— YOUR INSTRUCTIONS —
Repeat, line for line, the entries printed below.

** Start of RECORDS FOR THE TASK **

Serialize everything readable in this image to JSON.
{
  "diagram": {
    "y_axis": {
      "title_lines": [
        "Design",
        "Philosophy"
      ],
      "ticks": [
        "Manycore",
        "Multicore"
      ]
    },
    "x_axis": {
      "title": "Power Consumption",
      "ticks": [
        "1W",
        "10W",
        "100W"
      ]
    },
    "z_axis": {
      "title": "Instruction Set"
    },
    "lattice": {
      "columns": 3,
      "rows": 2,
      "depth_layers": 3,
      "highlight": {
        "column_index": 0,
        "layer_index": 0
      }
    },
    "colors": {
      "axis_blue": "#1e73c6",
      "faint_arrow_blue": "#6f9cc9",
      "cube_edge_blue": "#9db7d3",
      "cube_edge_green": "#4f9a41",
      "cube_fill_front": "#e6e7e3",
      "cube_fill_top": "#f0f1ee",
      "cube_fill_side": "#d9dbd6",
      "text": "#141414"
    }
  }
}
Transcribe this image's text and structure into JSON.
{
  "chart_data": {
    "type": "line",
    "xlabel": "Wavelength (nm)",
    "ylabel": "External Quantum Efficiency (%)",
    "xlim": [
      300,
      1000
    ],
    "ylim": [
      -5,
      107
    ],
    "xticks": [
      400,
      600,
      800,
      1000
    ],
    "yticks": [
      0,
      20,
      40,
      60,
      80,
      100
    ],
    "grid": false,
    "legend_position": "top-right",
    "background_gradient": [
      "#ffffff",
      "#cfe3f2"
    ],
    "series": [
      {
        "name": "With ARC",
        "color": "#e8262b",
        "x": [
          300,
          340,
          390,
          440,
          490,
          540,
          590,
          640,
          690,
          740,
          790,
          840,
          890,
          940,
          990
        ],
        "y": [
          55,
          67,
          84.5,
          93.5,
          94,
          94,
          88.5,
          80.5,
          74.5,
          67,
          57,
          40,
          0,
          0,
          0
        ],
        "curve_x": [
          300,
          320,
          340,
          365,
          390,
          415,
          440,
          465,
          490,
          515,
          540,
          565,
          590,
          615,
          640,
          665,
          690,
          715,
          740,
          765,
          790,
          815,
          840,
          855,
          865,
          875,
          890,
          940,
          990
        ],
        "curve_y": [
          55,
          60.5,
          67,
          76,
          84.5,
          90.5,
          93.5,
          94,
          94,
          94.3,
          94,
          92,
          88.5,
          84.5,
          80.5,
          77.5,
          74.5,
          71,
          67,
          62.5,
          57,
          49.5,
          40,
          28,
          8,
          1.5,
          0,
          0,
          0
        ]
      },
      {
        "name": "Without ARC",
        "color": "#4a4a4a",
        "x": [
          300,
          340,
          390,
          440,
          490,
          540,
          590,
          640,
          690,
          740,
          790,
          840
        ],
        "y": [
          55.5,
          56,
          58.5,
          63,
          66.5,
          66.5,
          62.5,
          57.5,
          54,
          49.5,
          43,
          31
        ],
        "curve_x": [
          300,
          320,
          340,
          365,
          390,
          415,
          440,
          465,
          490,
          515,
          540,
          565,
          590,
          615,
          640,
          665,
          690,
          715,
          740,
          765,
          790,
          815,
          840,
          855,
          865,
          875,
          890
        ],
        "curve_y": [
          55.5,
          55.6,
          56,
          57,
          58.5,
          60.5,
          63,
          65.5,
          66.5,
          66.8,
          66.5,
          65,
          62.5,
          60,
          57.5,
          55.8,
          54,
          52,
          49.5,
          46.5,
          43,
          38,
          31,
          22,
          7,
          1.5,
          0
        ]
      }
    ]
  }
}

** End of RECORDS FOR THE TASK **

— TASK RESPONSE —
Serialize everything readable in this image to JSON.
{
  "diagram": {
    "y_axis": {
      "title_lines": [
        "Design",
        "Philosophy"
      ],
      "ticks": [
        "Manycore",
        "Multicore"
      ]
    },
    "x_axis": {
      "title": "Power Consumption",
      "ticks": [
        "1W",
        "10W",
        "100W"
      ]
    },
    "z_axis": {
      "title": "Instruction Set"
    },
    "lattice": {
      "columns": 3,
      "rows": 2,
      "depth_layers": 3,
      "highlight": {
        "column_index": 0,
        "layer_index": 0
      }
    },
    "colors": {
      "axis_blue": "#1e73c6",
      "faint_arrow_blue": "#6f9cc9",
      "cube_edge_blue": "#9db7d3",
      "cube_edge_green": "#4f9a41",
      "cube_fill_front": "#e6e7e3",
      "cube_fill_top": "#f0f1ee",
      "cube_fill_side": "#d9dbd6",
      "text": "#141414"
    }
  }
}
Transcribe this image's text and structure into JSON.
{
  "chart_data": {
    "type": "line",
    "xlabel": "Wavelength (nm)",
    "ylabel": "External Quantum Efficiency (%)",
    "xlim": [
      300,
      1000
    ],
    "ylim": [
      -5,
      107
    ],
    "xticks": [
      400,
      600,
      800,
      1000
    ],
    "yticks": [
      0,
      20,
      40,
      60,
      80,
      100
    ],
    "grid": false,
    "legend_position": "top-right",
    "background_gradient": [
      "#ffffff",
      "#cfe3f2"
    ],
    "series": [
      {
        "name": "With ARC",
        "color": "#e8262b",
        "x": [
          300,
          340,
          390,
          440,
          490,
          540,
          590,
          640,
          690,
          740,
          790,
          840,
          890,
          940,
          990
        ],
        "y": [
          55,
          67,
          84.5,
          93.5,
          94,
          94,
          88.5,
          80.5,
          74.5,
          67,
          57,
          40,
          0,
          0,
          0
        ],
        "curve_x": [
          300,
          320,
          340,
          365,
          390,
          415,
          440,
          465,
          490,
          515,
          540,
          565,
          590,
          615,
          640,
          665,
          690,
          715,
          740,
          765,
          790,
          815,
          840,
          855,
          865,
          875,
          890,
          940,
          990
        ],
        "curve_y": [
          55,
          60.5,
          67,
          76,
          84.5,
          90.5,
          93.5,
          94,
          94,
          94.3,
          94,
          92,
          88.5,
          84.5,
          80.5,
          77.5,
          74.5,
          71,
          67,
          62.5,
          57,
          49.5,
          40,
          28,
          8,
          1.5,
          0,
          0,
          0
        ]
      },
      {
        "name": "Without ARC",
        "color": "#4a4a4a",
        "x": [
          300,
          340,
          390,
          440,
          490,
          540,
          590,
          640,
          690,
          740,
          790,
          840
        ],
        "y": [
          55.5,
          56,
          58.5,
          63,
          66.5,
          66.5,
          62.5,
          57.5,
          54,
          49.5,
          43,
          31
        ],
        "curve_x": [
          300,
          320,
          340,
          365,
          390,
          415,
          440,
          465,
          490,
          515,
          540,
          565,
          590,
          615,
          640,
          665,
          690,
          715,
          740,
          765,
          790,
          815,
          840,
          855,
          865,
          875,
          890
        ],
        "curve_y": [
          55.5,
          55.6,
          56,
          57,
          58.5,
          60.5,
          63,
          65.5,
          66.5,
          66.8,
          66.5,
          65,
          62.5,
          60,
          57.5,
          55.8,
          54,
          52,
          49.5,
          46.5,
          43,
          38,
          31,
          22,
          7,
          1.5,
          0
        ]
      }
    ]
  }
}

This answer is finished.